**Excerpt to read**
We do know that a lot of money is streaming out of European equities and into gold, silver and into U.S. bonds (to a lesser extent.)

The FTSE in London is down 1.25%, the German DAX is off 1.65% and the French CAC is down over 1.80%. U.S. equities are treading water, many traders not jumping into big market moves. Most are waiting for Friday’s employment report for the month of June.

The NASDAQ is up most by a little over a half a percentage point. The Dow and the S&P 500 are being held to minor gains by energy worries despite the fact that West Texas Intermediate crude and Brent North Sea were up strongly. Natural gas rose as well.

Energy’s biggest problem right now is not the Brexit, not a general slowdown, although both factors are in play. The devil in the details is a glut of gasoline. This week, for instance, ships with various kinds of petroleum products that are components in gasoline-making could not unload at New York harbor because there is no room to store any newly made gasoline. The cupboard is distinctly not bare when it comes to gasoline.

**To be done**
1. Answer these questions using the market report:
(a) By what percentage is the German DAX down?
(b) Which report are most U.S. traders waiting for?
(c) What could ships carrying gasoline components not do at New York harbor?
2. Write out the market report between "The FTSE in" and "rose as well.", inclusive.
3. Continue the market report from the point where it stops.
The entries come from a separate source.

Layout dataset entries:
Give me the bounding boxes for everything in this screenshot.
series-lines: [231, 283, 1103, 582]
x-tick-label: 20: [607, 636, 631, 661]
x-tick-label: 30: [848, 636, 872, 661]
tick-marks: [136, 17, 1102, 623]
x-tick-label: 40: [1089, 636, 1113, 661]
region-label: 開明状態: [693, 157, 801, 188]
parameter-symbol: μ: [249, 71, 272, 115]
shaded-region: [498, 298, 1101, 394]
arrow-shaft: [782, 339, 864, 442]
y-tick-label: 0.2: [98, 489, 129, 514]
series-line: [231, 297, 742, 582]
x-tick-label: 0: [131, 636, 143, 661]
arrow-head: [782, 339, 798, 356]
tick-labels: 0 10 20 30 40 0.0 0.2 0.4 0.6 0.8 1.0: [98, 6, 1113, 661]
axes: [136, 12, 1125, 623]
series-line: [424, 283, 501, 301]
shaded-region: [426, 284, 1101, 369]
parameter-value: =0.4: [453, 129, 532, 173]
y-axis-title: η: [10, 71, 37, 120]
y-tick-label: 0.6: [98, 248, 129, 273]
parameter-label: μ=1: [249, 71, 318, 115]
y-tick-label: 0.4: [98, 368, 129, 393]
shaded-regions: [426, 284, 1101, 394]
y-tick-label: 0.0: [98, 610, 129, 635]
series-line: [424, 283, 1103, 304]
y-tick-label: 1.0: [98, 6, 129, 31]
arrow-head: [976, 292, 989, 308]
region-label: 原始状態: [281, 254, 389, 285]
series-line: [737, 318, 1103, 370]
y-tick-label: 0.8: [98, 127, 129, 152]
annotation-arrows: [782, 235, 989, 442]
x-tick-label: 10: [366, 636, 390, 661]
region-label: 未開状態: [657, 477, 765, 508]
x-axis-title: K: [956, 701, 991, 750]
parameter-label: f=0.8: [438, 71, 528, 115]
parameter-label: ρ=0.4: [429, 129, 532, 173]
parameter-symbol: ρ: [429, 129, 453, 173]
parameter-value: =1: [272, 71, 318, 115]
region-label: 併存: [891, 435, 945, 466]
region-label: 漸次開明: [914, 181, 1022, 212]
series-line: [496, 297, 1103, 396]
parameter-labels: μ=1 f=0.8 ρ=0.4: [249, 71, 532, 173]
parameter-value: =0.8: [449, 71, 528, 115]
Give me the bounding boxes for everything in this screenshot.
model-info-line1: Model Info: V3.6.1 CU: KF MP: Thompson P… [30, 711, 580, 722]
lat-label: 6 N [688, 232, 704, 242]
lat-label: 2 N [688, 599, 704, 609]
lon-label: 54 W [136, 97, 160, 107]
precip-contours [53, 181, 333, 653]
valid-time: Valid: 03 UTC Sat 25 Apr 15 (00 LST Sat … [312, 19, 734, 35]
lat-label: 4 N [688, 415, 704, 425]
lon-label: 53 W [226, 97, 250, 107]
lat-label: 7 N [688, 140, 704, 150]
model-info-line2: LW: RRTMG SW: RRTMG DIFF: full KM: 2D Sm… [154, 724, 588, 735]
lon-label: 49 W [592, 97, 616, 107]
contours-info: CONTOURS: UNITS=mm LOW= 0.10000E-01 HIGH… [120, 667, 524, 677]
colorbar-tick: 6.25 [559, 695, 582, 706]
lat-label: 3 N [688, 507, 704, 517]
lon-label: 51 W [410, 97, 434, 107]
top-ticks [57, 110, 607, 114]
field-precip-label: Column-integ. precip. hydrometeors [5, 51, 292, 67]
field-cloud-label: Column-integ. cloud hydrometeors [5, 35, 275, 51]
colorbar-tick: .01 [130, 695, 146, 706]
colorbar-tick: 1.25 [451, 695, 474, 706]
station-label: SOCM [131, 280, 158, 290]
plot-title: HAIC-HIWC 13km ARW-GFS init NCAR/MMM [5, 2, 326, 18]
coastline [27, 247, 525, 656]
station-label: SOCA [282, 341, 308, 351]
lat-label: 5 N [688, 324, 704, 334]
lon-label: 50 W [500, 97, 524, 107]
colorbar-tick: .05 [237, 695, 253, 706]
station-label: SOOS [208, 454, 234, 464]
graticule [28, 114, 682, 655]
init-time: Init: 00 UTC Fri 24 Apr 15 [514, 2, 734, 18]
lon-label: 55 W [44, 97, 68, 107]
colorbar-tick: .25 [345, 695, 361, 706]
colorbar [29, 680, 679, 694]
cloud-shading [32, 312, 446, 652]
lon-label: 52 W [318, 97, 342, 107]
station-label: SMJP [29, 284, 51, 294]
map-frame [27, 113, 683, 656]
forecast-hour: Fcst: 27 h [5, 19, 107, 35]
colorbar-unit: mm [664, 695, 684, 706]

**Expected outputs**
1.
(a) 1.65%
(b) Friday's employment report for the month of June
(c) Unload

2.
The FTSE in London is down 1.25%, the German DAX is off 1.65% and the French CAC is down over 1.80%. U.S. equities are treading water, many traders not jumping into big market moves. Most are waiting for Friday’s employment report for the month of June.

The NASDAQ is up most by a little over a half a percentage point. The Dow and the S&P 500 are being held to minor gains by energy worries despite the fact that West Texas Intermediate crude and Brent North Sea were up strongly. Natural gas rose as well.

3.
Ahead of the Labor Department report on jobs, however, there was some very positive news from the Institute of Supply Management earlier today. The ISM said its index of non-manufacturing activity rose to 56.5 in June from 52.9 the month before. The reading was solidly above expectations of 53.3 from a Reuters poll of top economists. The index showed the highest reading since November.

On the currency side, the pound is spiraling down, as we noted above. The pound was down another 0.85%, pushing the currency, once the pride of an empire, toward $1.29 per U.S. dollar.

The buck was down once more against the yen, which is a good thing. America’s goods and services need more cheapening if indeed it is to remain the main economic engine of the world. The decline of the greenback versus the euro helped precious metals prices modestly. (They’re doing fine without the dollar’s help.)

Although we knew pretty much what went on at the June Fed meeting, minutes released today confirmed that FOMC members were looking for more data before raising rates and were concerned (well ahead of the event) about the outcome of the Brexit vote.

The jitters over the effects of the Brexit have started pushing the VIX volatility index up again. Keep an eye on the nervous system.